▶ **INSTRUCTION**:
Could you quote the IBM i security flaws article below in full, word for word?
___ SELECTED PASSAGE ___
More IBM i Security Flaws Revealed
July 13, 2022 Alex Woodie
The summer slowdown might have started in your particular business, but things are just getting warmed up IBM security researchers, who disclosed a series of new vulnerabilities across IBM i products over the past couple of weeks, including IBM i Merlin, WAS Liberty, OpenSSL, the Digital Certificate Manager, and Zlib.
On June 27, IBM disclosed that the collection of open source and proprietary tools and technology it’s brought together as IBM i Modernization Engine for Lifecycle Integration (Merlin) suffers from no fewer than 16 separate security flaws.
Among the most series of these flaws is a CVE-2022-22965, a data binding flaw in the Spring framework that could enable a remote attacker to execute arbitrary code on the system, which brought a CVSS base score of 9.6 (perfect 10s are exceedingly rare).
Arbitrary code could also be executed on IBM i via CVE-2022-21724, which refers to “an unchecked class instantiation flaw” in the PostgreSQL JDBC driver when using plugin classes. This particular flaw carries a CVSS base score of 8.5, putting it comfortably in the “high risk” zone.
___ RECORD LIST ___
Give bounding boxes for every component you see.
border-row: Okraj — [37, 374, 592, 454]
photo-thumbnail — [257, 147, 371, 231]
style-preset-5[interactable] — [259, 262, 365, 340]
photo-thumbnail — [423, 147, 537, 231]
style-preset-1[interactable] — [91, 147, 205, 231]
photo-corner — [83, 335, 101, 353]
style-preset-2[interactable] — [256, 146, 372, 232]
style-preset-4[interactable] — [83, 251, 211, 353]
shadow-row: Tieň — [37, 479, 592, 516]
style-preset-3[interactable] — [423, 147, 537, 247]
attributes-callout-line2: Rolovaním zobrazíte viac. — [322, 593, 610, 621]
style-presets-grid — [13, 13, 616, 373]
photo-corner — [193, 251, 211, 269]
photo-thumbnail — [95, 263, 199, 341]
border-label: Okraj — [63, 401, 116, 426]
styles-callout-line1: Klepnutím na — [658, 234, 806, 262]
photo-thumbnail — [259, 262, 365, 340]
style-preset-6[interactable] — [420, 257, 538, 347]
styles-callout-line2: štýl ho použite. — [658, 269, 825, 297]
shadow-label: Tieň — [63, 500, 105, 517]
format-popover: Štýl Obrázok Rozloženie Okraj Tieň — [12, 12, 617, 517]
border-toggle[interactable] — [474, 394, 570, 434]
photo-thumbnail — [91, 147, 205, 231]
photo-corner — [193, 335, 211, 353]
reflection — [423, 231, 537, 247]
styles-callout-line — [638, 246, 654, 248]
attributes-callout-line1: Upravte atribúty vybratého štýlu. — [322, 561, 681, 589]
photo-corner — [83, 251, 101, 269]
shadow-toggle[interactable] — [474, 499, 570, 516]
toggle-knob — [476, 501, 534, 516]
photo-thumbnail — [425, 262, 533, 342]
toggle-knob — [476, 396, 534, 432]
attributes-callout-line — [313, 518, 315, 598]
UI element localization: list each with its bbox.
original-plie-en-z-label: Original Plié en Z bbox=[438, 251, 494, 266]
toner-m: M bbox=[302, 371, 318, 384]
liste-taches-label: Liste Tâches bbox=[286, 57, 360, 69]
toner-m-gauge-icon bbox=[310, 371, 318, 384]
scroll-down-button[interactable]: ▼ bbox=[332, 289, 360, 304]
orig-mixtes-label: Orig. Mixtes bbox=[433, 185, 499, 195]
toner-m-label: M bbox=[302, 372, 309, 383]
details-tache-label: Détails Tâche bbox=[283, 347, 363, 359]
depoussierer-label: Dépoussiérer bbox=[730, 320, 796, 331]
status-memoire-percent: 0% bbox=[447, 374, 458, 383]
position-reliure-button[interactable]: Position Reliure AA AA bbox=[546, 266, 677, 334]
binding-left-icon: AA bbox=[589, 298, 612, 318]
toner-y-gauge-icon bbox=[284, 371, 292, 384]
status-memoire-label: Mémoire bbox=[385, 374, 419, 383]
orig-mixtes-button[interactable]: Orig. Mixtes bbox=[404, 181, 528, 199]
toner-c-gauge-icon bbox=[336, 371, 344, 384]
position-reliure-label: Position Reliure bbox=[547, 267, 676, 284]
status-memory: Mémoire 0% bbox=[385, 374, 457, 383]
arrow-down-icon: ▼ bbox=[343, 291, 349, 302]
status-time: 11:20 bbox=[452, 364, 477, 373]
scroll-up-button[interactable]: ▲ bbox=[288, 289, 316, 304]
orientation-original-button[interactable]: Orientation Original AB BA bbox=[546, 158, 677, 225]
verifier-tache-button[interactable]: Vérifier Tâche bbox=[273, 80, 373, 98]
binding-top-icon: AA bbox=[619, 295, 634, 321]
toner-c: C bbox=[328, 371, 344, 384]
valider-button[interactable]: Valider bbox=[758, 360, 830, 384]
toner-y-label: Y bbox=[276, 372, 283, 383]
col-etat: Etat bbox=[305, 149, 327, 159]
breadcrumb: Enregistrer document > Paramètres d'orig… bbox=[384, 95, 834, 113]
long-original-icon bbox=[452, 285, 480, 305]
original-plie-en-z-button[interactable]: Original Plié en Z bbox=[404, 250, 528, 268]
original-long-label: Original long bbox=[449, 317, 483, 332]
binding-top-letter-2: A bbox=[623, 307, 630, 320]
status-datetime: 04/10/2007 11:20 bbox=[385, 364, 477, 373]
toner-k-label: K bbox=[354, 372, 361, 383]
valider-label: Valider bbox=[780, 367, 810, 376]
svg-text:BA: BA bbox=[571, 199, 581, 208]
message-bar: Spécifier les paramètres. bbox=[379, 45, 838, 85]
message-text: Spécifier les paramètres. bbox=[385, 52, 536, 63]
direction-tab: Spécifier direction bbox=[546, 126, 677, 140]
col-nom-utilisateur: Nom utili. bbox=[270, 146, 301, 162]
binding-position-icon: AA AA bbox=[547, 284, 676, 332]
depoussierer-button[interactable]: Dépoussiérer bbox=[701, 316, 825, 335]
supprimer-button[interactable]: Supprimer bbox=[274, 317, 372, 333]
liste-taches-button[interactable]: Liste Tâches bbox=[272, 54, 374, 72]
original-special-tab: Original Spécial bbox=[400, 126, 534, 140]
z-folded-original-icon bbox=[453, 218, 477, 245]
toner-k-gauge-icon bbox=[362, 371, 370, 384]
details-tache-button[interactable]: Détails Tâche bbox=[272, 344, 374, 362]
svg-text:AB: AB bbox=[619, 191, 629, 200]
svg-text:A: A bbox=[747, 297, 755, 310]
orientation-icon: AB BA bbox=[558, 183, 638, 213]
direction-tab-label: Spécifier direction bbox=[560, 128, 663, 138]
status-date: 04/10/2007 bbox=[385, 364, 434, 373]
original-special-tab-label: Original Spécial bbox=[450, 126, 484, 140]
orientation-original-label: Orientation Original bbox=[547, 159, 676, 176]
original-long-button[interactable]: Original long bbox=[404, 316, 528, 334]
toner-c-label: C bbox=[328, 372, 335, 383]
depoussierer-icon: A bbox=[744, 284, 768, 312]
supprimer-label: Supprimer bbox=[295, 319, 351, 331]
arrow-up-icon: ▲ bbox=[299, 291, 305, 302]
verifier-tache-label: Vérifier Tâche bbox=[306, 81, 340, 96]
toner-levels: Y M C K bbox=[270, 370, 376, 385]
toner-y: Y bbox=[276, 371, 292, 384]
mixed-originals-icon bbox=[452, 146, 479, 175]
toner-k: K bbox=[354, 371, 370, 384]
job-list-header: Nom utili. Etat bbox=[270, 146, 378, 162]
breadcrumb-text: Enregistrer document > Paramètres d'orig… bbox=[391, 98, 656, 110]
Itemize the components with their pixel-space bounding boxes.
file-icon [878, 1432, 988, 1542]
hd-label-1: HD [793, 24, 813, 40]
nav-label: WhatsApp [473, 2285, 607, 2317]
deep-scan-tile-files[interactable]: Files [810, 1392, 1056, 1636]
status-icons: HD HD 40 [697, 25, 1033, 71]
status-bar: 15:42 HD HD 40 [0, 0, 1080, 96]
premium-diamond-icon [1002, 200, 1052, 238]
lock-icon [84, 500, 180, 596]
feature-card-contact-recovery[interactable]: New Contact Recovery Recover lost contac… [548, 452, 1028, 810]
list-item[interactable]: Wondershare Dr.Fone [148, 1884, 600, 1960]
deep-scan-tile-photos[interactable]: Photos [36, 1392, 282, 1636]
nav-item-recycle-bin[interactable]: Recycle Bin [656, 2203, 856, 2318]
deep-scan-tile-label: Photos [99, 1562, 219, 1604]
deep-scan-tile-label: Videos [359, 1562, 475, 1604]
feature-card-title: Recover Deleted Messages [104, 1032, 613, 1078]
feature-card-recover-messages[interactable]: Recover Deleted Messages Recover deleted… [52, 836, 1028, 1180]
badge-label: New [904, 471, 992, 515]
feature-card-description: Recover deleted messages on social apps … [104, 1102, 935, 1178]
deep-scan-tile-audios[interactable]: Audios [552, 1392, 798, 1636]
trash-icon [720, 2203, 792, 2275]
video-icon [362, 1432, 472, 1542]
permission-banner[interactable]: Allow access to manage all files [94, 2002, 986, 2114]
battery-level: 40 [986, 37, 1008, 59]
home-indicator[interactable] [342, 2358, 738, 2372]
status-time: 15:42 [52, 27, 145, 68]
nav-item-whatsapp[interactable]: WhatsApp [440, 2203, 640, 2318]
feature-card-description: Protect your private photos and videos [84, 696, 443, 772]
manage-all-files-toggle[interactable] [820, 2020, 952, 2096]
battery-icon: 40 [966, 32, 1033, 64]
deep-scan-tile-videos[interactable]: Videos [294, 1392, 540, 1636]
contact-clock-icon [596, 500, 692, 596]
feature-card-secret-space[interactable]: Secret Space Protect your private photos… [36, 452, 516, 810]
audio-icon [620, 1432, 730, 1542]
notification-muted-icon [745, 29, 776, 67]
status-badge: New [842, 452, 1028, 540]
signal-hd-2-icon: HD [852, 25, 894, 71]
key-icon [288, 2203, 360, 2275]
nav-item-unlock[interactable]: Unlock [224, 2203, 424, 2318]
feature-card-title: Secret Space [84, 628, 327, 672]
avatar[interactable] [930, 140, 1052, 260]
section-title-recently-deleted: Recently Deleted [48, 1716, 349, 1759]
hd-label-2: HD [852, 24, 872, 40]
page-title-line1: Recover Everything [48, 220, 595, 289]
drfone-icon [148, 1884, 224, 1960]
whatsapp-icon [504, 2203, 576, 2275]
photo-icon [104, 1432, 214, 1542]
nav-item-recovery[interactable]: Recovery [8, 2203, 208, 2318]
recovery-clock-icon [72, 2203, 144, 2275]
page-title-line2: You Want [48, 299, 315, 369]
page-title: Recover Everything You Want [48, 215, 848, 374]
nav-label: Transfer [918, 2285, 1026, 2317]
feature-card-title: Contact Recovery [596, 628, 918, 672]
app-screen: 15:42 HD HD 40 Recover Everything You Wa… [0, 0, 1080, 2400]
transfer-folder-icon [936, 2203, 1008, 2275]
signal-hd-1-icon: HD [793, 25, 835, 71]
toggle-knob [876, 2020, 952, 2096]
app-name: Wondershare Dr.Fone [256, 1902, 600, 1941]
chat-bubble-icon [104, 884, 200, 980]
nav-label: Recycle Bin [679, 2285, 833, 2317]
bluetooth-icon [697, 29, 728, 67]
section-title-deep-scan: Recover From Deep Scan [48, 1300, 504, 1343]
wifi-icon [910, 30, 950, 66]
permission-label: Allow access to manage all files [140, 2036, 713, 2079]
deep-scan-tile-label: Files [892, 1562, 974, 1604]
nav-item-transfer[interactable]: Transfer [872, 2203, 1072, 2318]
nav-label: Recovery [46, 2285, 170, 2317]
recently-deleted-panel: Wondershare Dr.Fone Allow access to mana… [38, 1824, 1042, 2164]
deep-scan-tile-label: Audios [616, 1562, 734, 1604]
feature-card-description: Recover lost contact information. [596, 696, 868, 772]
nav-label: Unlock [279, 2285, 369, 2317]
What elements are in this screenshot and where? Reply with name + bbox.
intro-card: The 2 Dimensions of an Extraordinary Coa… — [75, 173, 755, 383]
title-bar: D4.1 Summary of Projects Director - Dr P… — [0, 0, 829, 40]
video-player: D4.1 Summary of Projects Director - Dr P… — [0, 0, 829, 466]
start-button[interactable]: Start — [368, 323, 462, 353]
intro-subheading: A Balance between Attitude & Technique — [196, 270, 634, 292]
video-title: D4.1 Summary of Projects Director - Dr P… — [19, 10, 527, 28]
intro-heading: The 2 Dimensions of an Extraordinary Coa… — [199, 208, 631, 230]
___
▶ **WRITTEN RESPONSE**:
More IBM i Security Flaws Revealed
July 13, 2022 Alex Woodie
The summer slowdown might have started in your particular business, but things are just getting warmed up IBM security researchers, who disclosed a series of new vulnerabilities across IBM i products over the past couple of weeks, including IBM i Merlin, WAS Liberty, OpenSSL, the Digital Certificate Manager, and Zlib.
On June 27, IBM disclosed that the collection of open source and proprietary tools and technology it’s brought together as IBM i Modernization Engine for Lifecycle Integration (Merlin) suffers from no fewer than 16 separate security flaws.
Among the most series of these flaws is a CVE-2022-22965, a data binding flaw in the Spring framework that could enable a remote attacker to execute arbitrary code on the system, which brought a CVSS base score of 9.6 (perfect 10s are exceedingly rare).
Arbitrary code could also be executed on IBM i via CVE-2022-21724, which refers to “an unchecked class instantiation flaw” in the PostgreSQL JDBC driver when using plugin classes. This particular flaw carries a CVSS base score of 8.5, putting it comfortably in the “high risk” zone.